● SHORT PROBLEM:
Images are excluded; otherwise, output every record exactly.

##### ITEMS #####

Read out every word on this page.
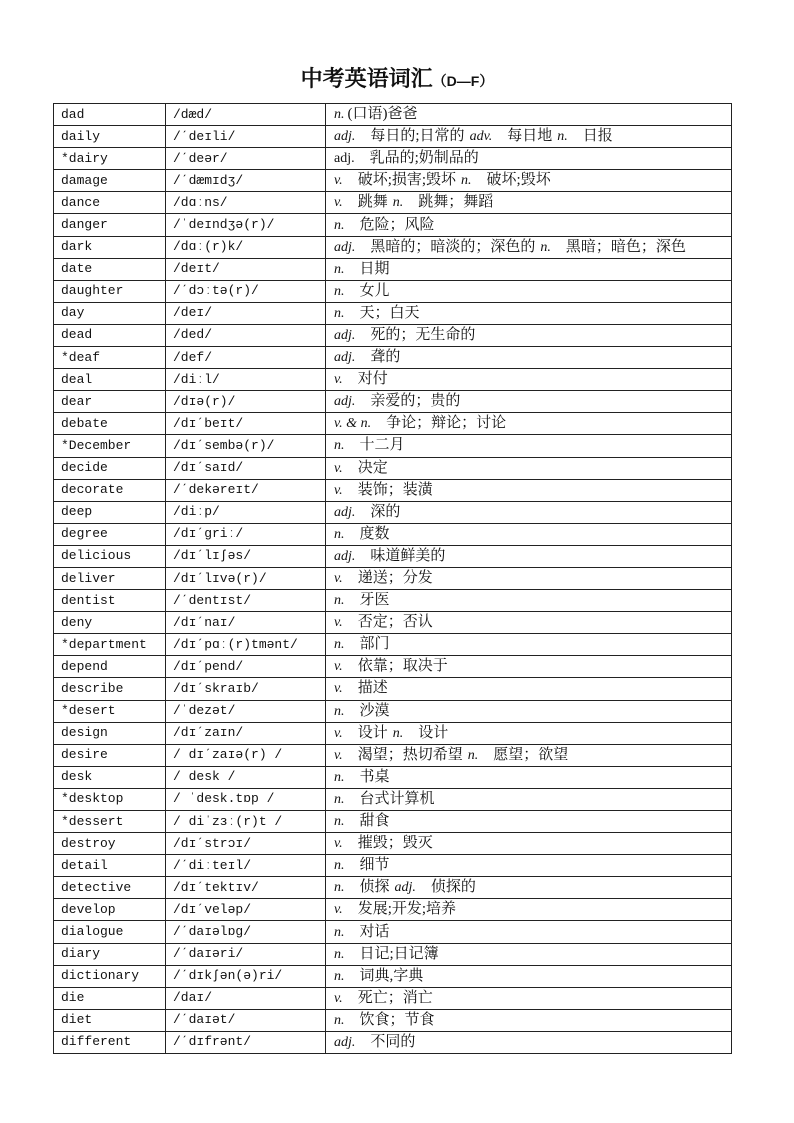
中考英语词汇（D—F）
dad	/dæd/	n. (口语)爸爸
daily	/ˊdeɪli/	adj. 每日的;日常的 adv. 每日地 n. 日报
*dairy	/ˊdeər/	adj. 乳品的;奶制品的
damage	/ˊdæmɪdʒ/	v. 破坏;损害;毁坏 n. 破坏;毁坏
dance	/dɑːns/	v. 跳舞 n. 跳舞；舞蹈
danger	/ˈdeɪndʒə(r)/	n. 危险；风险
dark	/dɑː(r)k/	adj. 黑暗的；暗淡的；深色的 n. 黑暗；暗色；深色
date	/deɪt/	n. 日期
daughter	/ˊdɔːtə(r)/	n. 女儿
day	/deɪ/	n. 天；白天
dead	/ded/	adj. 死的；无生命的
*deaf	/def/	adj. 聋的
deal	/diːl/	v. 对付
dear	/dɪə(r)/	adj. 亲爱的；贵的
debate	/dɪˊbeɪt/	v. & n. 争论；辩论；讨论
*December	/dɪˊsembə(r)/	n. 十二月
decide	/dɪˊsaɪd/	v. 决定
decorate	/ˊdekəreɪt/	v. 装饰；装潢
deep	/diːp/	adj. 深的
degree	/dɪˊgriː/	n. 度数
delicious	/dɪˊlɪʃəs/	adj. 味道鲜美的
deliver	/dɪˊlɪvə(r)/	v. 递送；分发
dentist	/ˊdentɪst/	n. 牙医
deny	/dɪˊnaɪ/	v. 否定；否认
*department	/dɪˊpɑː(r)tmənt/	n. 部门
depend	/dɪˊpend/	v. 依靠；取决于
describe	/dɪˊskraɪb/	v. 描述
*desert	/ˈdezət/	n. 沙漠
design	/dɪˊzaɪn/	v. 设计 n. 设计
desire	/ dɪˊzaɪə(r) /	v. 渴望；热切希望 n. 愿望；欲望
desk	/ desk /	n. 书桌
*desktop	/ ˈdesk.tɒp /	n. 台式计算机
*dessert	/ diˈzɜː(r)t /	n. 甜食
destroy	/dɪˊstrɔɪ/	v. 摧毁；毁灭
detail	/ˊdiːteɪl/	n. 细节
detective	/dɪˊtektɪv/	n. 侦探 adj. 侦探的
develop	/dɪˊveləp/	v. 发展;开发;培养
dialogue	/ˊdaɪəlɒg/	n. 对话
diary	/ˊdaɪəri/	n. 日记;日记簿
dictionary	/ˊdɪkʃən(ə)ri/	n. 词典,字典
die	/daɪ/	v. 死亡；消亡
diet	/ˊdaɪət/	n. 饮食；节食
different	/ˊdɪfrənt/	adj. 不同的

#####

● SOLVED PROBLEM:
Read out every word on this page.
中考英语词汇（D—F）
dad	/dæd/	n. (口语)爸爸
daily	/ˊdeɪli/	adj. 每日的;日常的 adv. 每日地 n. 日报
*dairy	/ˊdeər/	adj. 乳品的;奶制品的
damage	/ˊdæmɪdʒ/	v. 破坏;损害;毁坏 n. 破坏;毁坏
dance	/dɑːns/	v. 跳舞 n. 跳舞；舞蹈
danger	/ˈdeɪndʒə(r)/	n. 危险；风险
dark	/dɑː(r)k/	adj. 黑暗的；暗淡的；深色的 n. 黑暗；暗色；深色
date	/deɪt/	n. 日期
daughter	/ˊdɔːtə(r)/	n. 女儿
day	/deɪ/	n. 天；白天
dead	/ded/	adj. 死的；无生命的
*deaf	/def/	adj. 聋的
deal	/diːl/	v. 对付
dear	/dɪə(r)/	adj. 亲爱的；贵的
debate	/dɪˊbeɪt/	v. & n. 争论；辩论；讨论
*December	/dɪˊsembə(r)/	n. 十二月
decide	/dɪˊsaɪd/	v. 决定
decorate	/ˊdekəreɪt/	v. 装饰；装潢
deep	/diːp/	adj. 深的
degree	/dɪˊgriː/	n. 度数
delicious	/dɪˊlɪʃəs/	adj. 味道鲜美的
deliver	/dɪˊlɪvə(r)/	v. 递送；分发
dentist	/ˊdentɪst/	n. 牙医
deny	/dɪˊnaɪ/	v. 否定；否认
*department	/dɪˊpɑː(r)tmənt/	n. 部门
depend	/dɪˊpend/	v. 依靠；取决于
describe	/dɪˊskraɪb/	v. 描述
*desert	/ˈdezət/	n. 沙漠
design	/dɪˊzaɪn/	v. 设计 n. 设计
desire	/ dɪˊzaɪə(r) /	v. 渴望；热切希望 n. 愿望；欲望
desk	/ desk /	n. 书桌
*desktop	/ ˈdesk.tɒp /	n. 台式计算机
*dessert	/ diˈzɜː(r)t /	n. 甜食
destroy	/dɪˊstrɔɪ/	v. 摧毁；毁灭
detail	/ˊdiːteɪl/	n. 细节
detective	/dɪˊtektɪv/	n. 侦探 adj. 侦探的
develop	/dɪˊveləp/	v. 发展;开发;培养
dialogue	/ˊdaɪəlɒg/	n. 对话
diary	/ˊdaɪəri/	n. 日记;日记簿
dictionary	/ˊdɪkʃən(ə)ri/	n. 词典,字典
die	/daɪ/	v. 死亡；消亡
diet	/ˊdaɪət/	n. 饮食；节食
different	/ˊdɪfrənt/	adj. 不同的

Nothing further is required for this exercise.